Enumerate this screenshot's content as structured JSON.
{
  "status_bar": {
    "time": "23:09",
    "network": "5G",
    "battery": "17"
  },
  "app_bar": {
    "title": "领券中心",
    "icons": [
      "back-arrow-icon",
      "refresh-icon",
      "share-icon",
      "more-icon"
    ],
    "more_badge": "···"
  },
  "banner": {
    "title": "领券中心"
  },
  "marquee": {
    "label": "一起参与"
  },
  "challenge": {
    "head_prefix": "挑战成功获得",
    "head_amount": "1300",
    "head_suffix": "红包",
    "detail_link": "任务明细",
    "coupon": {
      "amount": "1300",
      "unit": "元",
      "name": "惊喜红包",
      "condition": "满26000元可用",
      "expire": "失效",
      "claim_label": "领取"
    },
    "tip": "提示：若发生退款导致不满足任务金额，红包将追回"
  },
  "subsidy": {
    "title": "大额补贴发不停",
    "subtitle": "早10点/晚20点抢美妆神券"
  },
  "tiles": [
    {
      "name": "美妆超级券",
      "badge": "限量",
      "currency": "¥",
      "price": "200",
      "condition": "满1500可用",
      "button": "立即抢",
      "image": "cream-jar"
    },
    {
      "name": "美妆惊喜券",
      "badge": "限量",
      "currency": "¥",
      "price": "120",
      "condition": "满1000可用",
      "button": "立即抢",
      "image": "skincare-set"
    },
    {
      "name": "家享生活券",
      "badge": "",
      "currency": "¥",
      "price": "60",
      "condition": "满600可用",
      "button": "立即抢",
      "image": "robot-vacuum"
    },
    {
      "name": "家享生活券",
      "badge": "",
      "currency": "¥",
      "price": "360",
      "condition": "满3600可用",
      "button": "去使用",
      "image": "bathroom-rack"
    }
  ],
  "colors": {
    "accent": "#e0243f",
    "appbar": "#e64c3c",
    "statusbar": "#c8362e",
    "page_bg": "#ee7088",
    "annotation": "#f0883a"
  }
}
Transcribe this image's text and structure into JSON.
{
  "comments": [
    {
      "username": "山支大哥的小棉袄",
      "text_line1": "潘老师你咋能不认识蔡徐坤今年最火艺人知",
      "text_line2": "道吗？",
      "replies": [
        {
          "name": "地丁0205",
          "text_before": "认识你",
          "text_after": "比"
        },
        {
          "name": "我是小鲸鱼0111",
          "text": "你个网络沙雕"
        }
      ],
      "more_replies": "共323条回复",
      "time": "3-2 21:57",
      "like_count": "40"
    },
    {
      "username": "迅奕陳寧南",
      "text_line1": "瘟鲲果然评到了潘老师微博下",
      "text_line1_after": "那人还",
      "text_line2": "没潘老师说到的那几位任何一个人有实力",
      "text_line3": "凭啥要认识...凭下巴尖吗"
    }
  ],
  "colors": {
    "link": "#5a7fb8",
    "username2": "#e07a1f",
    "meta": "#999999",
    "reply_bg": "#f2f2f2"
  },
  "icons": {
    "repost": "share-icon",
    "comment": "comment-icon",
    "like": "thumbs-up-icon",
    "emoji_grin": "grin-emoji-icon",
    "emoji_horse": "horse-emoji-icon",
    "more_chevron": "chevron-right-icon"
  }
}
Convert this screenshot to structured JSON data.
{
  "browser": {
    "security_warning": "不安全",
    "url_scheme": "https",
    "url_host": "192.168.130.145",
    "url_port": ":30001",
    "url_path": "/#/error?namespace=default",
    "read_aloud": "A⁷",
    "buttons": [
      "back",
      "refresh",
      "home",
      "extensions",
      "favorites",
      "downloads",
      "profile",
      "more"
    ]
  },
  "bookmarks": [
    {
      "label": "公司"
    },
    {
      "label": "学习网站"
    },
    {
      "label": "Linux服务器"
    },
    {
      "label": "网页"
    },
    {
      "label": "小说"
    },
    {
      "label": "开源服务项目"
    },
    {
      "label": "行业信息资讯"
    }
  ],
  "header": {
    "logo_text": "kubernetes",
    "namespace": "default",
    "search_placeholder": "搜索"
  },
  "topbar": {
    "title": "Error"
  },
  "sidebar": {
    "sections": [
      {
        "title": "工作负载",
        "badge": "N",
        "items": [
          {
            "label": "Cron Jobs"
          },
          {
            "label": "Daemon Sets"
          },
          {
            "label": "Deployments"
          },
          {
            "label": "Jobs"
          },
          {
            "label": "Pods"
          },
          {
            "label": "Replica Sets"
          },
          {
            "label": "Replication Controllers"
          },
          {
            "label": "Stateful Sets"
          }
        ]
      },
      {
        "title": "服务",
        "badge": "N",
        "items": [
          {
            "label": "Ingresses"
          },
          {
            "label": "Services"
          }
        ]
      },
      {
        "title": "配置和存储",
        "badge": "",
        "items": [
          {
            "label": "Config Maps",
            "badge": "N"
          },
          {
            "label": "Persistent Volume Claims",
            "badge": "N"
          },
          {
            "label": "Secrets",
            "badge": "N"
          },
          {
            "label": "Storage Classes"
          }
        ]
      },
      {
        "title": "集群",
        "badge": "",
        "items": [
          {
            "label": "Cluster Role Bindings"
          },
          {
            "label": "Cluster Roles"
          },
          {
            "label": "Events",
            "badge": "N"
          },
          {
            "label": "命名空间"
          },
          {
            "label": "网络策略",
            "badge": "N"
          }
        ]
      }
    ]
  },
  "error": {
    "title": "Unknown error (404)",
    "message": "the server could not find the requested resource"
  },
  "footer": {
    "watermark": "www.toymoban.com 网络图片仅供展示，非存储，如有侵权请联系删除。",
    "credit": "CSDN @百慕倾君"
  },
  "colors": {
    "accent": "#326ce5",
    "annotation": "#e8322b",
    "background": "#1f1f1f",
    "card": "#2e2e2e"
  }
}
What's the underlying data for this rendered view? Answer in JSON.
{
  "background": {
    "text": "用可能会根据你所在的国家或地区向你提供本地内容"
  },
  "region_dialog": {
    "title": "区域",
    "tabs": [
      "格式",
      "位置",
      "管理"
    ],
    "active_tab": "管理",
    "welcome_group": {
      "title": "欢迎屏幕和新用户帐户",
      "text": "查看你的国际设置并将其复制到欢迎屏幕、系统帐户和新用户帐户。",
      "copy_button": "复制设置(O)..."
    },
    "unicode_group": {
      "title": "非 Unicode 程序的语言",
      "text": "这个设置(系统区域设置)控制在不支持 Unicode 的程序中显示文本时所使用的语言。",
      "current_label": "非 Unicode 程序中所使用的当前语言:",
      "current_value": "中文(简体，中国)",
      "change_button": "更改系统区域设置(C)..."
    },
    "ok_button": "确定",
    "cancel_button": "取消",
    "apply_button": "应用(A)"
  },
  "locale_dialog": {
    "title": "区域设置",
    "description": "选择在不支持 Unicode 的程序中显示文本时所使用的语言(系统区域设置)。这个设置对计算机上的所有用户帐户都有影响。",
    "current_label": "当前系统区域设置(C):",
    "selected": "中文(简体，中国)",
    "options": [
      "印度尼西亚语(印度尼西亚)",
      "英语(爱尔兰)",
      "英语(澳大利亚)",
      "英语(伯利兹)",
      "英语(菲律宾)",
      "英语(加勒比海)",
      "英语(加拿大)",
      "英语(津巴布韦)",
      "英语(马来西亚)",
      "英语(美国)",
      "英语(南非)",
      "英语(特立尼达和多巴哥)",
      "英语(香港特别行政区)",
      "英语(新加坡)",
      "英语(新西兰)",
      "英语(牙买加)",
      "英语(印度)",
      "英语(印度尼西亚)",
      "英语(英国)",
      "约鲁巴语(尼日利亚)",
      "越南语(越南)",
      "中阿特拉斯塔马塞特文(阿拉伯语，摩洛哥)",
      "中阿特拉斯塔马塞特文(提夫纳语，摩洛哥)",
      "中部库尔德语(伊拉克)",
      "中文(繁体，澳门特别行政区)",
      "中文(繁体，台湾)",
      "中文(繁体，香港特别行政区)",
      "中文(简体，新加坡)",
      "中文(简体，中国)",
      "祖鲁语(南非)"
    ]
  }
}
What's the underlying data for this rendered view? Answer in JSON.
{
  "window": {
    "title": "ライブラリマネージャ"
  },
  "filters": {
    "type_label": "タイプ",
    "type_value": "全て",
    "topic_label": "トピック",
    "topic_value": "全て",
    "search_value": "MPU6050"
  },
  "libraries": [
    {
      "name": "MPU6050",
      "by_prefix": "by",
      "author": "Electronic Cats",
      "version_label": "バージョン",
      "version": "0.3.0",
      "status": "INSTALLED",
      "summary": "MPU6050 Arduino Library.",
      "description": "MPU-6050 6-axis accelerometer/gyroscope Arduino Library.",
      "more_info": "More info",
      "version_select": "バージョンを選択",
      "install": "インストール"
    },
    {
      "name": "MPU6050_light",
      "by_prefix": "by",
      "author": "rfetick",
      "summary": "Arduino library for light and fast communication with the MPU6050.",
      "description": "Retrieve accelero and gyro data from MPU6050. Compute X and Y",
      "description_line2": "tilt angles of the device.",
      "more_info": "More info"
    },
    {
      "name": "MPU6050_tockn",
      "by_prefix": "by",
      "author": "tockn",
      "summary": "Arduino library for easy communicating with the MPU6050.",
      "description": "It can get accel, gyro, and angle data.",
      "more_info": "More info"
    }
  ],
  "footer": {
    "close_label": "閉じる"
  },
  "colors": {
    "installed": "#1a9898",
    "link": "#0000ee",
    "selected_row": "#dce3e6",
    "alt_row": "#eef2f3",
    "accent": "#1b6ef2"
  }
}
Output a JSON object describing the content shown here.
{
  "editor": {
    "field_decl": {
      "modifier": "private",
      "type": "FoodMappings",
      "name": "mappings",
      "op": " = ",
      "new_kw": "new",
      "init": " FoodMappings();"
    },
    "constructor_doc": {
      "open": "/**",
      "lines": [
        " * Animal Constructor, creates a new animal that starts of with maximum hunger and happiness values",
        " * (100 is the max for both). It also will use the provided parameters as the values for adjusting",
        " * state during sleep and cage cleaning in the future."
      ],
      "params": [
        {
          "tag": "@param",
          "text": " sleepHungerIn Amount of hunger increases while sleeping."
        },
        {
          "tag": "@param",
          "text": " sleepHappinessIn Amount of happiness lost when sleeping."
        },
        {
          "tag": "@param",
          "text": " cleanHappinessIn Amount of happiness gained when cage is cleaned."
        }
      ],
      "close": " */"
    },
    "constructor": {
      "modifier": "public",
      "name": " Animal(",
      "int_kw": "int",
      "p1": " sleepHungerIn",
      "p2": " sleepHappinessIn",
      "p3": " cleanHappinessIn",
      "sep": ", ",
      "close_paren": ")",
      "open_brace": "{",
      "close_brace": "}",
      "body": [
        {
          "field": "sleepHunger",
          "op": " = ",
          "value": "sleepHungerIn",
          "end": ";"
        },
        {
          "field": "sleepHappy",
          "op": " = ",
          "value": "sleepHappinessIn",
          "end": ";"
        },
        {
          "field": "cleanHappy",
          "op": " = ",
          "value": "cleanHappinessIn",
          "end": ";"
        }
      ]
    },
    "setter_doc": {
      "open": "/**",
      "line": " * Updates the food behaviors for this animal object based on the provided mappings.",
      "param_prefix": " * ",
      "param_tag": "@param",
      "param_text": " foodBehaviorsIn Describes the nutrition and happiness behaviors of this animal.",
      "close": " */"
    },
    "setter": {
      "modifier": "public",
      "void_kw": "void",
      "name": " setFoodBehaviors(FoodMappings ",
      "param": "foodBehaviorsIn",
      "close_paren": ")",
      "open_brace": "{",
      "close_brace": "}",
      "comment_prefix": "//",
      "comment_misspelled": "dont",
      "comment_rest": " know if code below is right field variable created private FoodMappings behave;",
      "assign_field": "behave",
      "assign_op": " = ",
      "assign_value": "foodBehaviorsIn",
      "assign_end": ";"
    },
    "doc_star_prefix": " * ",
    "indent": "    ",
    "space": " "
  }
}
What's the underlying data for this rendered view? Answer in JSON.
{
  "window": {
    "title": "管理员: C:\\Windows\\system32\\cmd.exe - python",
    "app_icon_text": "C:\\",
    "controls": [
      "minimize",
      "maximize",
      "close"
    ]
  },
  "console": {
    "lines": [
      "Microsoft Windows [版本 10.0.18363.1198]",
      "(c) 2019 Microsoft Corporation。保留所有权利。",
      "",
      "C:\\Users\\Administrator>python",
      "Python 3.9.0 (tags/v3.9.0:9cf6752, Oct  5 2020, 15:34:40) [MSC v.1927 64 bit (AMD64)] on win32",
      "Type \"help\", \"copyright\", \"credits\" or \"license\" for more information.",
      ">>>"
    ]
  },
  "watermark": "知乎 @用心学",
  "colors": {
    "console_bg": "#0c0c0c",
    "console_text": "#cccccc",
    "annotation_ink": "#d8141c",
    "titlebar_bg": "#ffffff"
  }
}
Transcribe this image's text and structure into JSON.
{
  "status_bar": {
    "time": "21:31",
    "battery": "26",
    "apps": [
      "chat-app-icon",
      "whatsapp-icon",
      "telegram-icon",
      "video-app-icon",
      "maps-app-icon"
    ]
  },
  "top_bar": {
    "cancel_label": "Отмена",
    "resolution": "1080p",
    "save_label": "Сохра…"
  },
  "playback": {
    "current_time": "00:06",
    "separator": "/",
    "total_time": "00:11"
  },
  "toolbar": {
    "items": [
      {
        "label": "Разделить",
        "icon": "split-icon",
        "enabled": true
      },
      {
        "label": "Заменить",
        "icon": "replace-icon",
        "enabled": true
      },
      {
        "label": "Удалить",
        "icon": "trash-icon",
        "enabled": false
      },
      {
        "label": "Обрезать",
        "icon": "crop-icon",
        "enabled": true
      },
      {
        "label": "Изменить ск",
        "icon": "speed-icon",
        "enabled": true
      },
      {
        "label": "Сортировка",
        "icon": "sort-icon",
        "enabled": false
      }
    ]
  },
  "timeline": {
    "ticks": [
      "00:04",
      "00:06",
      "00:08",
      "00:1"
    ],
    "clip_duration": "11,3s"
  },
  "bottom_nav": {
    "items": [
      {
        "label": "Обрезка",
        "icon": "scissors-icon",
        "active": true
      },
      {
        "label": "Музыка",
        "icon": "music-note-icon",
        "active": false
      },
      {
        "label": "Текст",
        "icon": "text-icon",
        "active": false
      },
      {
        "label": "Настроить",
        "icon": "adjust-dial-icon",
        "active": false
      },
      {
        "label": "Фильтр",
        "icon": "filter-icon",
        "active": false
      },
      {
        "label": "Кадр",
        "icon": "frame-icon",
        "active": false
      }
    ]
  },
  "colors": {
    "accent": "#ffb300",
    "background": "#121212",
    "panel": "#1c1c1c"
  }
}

• [EXERCISE AIM]: Sift through the entries and copy every line with "sleeping".

• [FULL ANSWER]:
          "text": " sleepHungerIn Amount of hunger increases while sleeping."
          "text": " sleepHappinessIn Amount of happiness lost when sleeping."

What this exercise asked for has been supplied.